- _Your objective_
Every record must be transcribed in its entirety, apart from the images, which are to be omitted.

- _Data for this exercise_
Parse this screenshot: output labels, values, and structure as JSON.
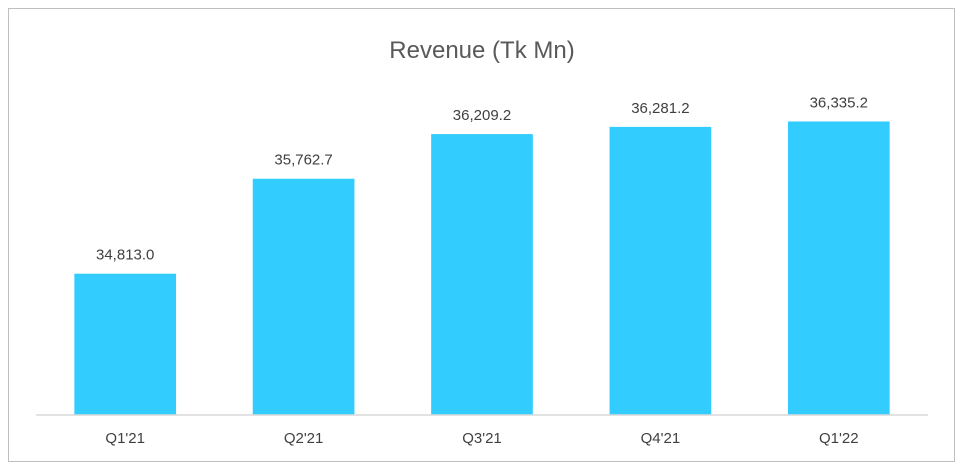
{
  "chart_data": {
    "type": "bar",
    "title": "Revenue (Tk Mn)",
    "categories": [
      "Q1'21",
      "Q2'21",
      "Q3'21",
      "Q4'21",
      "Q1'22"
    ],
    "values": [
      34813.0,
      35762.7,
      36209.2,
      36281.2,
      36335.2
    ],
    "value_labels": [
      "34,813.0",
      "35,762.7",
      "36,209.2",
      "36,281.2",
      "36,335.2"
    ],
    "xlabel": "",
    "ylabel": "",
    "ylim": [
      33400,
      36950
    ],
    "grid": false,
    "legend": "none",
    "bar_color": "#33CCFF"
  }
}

- _Output of the exercise_
Parse this screenshot: output labels, values, and structure as JSON.
{
  "chart_data": {
    "type": "bar",
    "title": "Revenue (Tk Mn)",
    "categories": [
      "Q1'21",
      "Q2'21",
      "Q3'21",
      "Q4'21",
      "Q1'22"
    ],
    "values": [
      34813.0,
      35762.7,
      36209.2,
      36281.2,
      36335.2
    ],
    "value_labels": [
      "34,813.0",
      "35,762.7",
      "36,209.2",
      "36,281.2",
      "36,335.2"
    ],
    "xlabel": "",
    "ylabel": "",
    "ylim": [
      33400,
      36950
    ],
    "grid": false,
    "legend": "none",
    "bar_color": "#33CCFF"
  }
}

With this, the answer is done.